• **Records for the task**:
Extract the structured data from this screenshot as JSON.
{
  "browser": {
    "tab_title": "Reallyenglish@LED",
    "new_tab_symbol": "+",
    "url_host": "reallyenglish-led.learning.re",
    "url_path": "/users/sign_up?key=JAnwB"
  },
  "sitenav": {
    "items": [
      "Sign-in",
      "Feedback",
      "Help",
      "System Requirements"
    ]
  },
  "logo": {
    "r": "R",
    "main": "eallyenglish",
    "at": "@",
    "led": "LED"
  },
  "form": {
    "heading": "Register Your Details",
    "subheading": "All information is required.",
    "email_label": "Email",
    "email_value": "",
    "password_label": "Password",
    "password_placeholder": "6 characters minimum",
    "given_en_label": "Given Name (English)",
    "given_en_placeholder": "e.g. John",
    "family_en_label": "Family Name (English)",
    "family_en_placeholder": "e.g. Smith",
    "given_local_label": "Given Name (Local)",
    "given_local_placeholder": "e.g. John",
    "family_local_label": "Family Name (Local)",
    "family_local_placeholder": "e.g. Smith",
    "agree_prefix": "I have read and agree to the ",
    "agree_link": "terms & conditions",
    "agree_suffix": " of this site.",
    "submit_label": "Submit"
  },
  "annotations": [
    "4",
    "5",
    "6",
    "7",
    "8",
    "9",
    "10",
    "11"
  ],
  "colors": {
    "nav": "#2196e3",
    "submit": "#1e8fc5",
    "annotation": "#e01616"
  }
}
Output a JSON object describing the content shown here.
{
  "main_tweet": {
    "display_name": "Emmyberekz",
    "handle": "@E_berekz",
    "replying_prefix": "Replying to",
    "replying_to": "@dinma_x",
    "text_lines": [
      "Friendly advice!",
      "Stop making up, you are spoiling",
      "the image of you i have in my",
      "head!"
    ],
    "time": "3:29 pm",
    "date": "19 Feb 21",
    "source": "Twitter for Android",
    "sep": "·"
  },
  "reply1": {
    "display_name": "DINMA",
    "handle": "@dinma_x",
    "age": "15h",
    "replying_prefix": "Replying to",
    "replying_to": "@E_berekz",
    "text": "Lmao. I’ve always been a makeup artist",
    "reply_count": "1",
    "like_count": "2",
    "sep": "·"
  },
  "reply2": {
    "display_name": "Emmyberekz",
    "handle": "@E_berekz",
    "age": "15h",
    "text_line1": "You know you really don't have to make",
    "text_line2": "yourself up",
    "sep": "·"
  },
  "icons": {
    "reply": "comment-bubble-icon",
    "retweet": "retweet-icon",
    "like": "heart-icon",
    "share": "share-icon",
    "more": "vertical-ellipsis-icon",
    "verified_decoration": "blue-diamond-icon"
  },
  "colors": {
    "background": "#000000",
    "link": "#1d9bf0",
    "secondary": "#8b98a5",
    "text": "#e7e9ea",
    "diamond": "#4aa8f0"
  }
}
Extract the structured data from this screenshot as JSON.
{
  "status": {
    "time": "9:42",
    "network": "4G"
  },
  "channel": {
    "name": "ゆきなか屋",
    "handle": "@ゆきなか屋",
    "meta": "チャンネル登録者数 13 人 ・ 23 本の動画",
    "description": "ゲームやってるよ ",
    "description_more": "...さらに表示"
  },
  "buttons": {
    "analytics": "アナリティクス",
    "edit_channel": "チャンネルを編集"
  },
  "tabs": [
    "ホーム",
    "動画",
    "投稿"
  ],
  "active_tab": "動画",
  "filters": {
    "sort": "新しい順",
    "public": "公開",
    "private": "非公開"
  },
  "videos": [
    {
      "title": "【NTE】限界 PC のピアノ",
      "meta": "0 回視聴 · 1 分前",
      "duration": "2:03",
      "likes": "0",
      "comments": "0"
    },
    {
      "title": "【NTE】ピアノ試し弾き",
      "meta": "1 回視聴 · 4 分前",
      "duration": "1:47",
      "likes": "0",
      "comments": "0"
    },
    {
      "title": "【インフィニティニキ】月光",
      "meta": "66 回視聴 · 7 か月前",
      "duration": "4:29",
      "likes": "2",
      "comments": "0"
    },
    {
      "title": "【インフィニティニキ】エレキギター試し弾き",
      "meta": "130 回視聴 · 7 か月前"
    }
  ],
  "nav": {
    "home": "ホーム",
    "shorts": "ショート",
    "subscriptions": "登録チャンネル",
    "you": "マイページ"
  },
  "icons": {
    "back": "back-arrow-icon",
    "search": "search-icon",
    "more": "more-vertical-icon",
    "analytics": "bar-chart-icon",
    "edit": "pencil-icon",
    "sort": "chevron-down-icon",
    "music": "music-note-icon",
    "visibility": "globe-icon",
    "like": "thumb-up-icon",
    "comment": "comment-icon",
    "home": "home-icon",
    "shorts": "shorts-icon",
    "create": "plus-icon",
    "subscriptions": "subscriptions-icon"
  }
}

• **Problem to solve**:
Reproduce the data, keeping every line exactly the same.

• **Exercise answer**:
Extract the structured data from this screenshot as JSON.
{
  "browser": {
    "tab_title": "Reallyenglish@LED",
    "new_tab_symbol": "+",
    "url_host": "reallyenglish-led.learning.re",
    "url_path": "/users/sign_up?key=JAnwB"
  },
  "sitenav": {
    "items": [
      "Sign-in",
      "Feedback",
      "Help",
      "System Requirements"
    ]
  },
  "logo": {
    "r": "R",
    "main": "eallyenglish",
    "at": "@",
    "led": "LED"
  },
  "form": {
    "heading": "Register Your Details",
    "subheading": "All information is required.",
    "email_label": "Email",
    "email_value": "",
    "password_label": "Password",
    "password_placeholder": "6 characters minimum",
    "given_en_label": "Given Name (English)",
    "given_en_placeholder": "e.g. John",
    "family_en_label": "Family Name (English)",
    "family_en_placeholder": "e.g. Smith",
    "given_local_label": "Given Name (Local)",
    "given_local_placeholder": "e.g. John",
    "family_local_label": "Family Name (Local)",
    "family_local_placeholder": "e.g. Smith",
    "agree_prefix": "I have read and agree to the ",
    "agree_link": "terms & conditions",
    "agree_suffix": " of this site.",
    "submit_label": "Submit"
  },
  "annotations": [
    "4",
    "5",
    "6",
    "7",
    "8",
    "9",
    "10",
    "11"
  ],
  "colors": {
    "nav": "#2196e3",
    "submit": "#1e8fc5",
    "annotation": "#e01616"
  }
}
Output a JSON object describing the content shown here.
{
  "main_tweet": {
    "display_name": "Emmyberekz",
    "handle": "@E_berekz",
    "replying_prefix": "Replying to",
    "replying_to": "@dinma_x",
    "text_lines": [
      "Friendly advice!",
      "Stop making up, you are spoiling",
      "the image of you i have in my",
      "head!"
    ],
    "time": "3:29 pm",
    "date": "19 Feb 21",
    "source": "Twitter for Android",
    "sep": "·"
  },
  "reply1": {
    "display_name": "DINMA",
    "handle": "@dinma_x",
    "age": "15h",
    "replying_prefix": "Replying to",
    "replying_to": "@E_berekz",
    "text": "Lmao. I’ve always been a makeup artist",
    "reply_count": "1",
    "like_count": "2",
    "sep": "·"
  },
  "reply2": {
    "display_name": "Emmyberekz",
    "handle": "@E_berekz",
    "age": "15h",
    "text_line1": "You know you really don't have to make",
    "text_line2": "yourself up",
    "sep": "·"
  },
  "icons": {
    "reply": "comment-bubble-icon",
    "retweet": "retweet-icon",
    "like": "heart-icon",
    "share": "share-icon",
    "more": "vertical-ellipsis-icon",
    "verified_decoration": "blue-diamond-icon"
  },
  "colors": {
    "background": "#000000",
    "link": "#1d9bf0",
    "secondary": "#8b98a5",
    "text": "#e7e9ea",
    "diamond": "#4aa8f0"
  }
}
Extract the structured data from this screenshot as JSON.
{
  "status": {
    "time": "9:42",
    "network": "4G"
  },
  "channel": {
    "name": "ゆきなか屋",
    "handle": "@ゆきなか屋",
    "meta": "チャンネル登録者数 13 人 ・ 23 本の動画",
    "description": "ゲームやってるよ ",
    "description_more": "...さらに表示"
  },
  "buttons": {
    "analytics": "アナリティクス",
    "edit_channel": "チャンネルを編集"
  },
  "tabs": [
    "ホーム",
    "動画",
    "投稿"
  ],
  "active_tab": "動画",
  "filters": {
    "sort": "新しい順",
    "public": "公開",
    "private": "非公開"
  },
  "videos": [
    {
      "title": "【NTE】限界 PC のピアノ",
      "meta": "0 回視聴 · 1 分前",
      "duration": "2:03",
      "likes": "0",
      "comments": "0"
    },
    {
      "title": "【NTE】ピアノ試し弾き",
      "meta": "1 回視聴 · 4 分前",
      "duration": "1:47",
      "likes": "0",
      "comments": "0"
    },
    {
      "title": "【インフィニティニキ】月光",
      "meta": "66 回視聴 · 7 か月前",
      "duration": "4:29",
      "likes": "2",
      "comments": "0"
    },
    {
      "title": "【インフィニティニキ】エレキギター試し弾き",
      "meta": "130 回視聴 · 7 か月前"
    }
  ],
  "nav": {
    "home": "ホーム",
    "shorts": "ショート",
    "subscriptions": "登録チャンネル",
    "you": "マイページ"
  },
  "icons": {
    "back": "back-arrow-icon",
    "search": "search-icon",
    "more": "more-vertical-icon",
    "analytics": "bar-chart-icon",
    "edit": "pencil-icon",
    "sort": "chevron-down-icon",
    "music": "music-note-icon",
    "visibility": "globe-icon",
    "like": "thumb-up-icon",
    "comment": "comment-icon",
    "home": "home-icon",
    "shorts": "shorts-icon",
    "create": "plus-icon",
    "subscriptions": "subscriptions-icon"
  }
}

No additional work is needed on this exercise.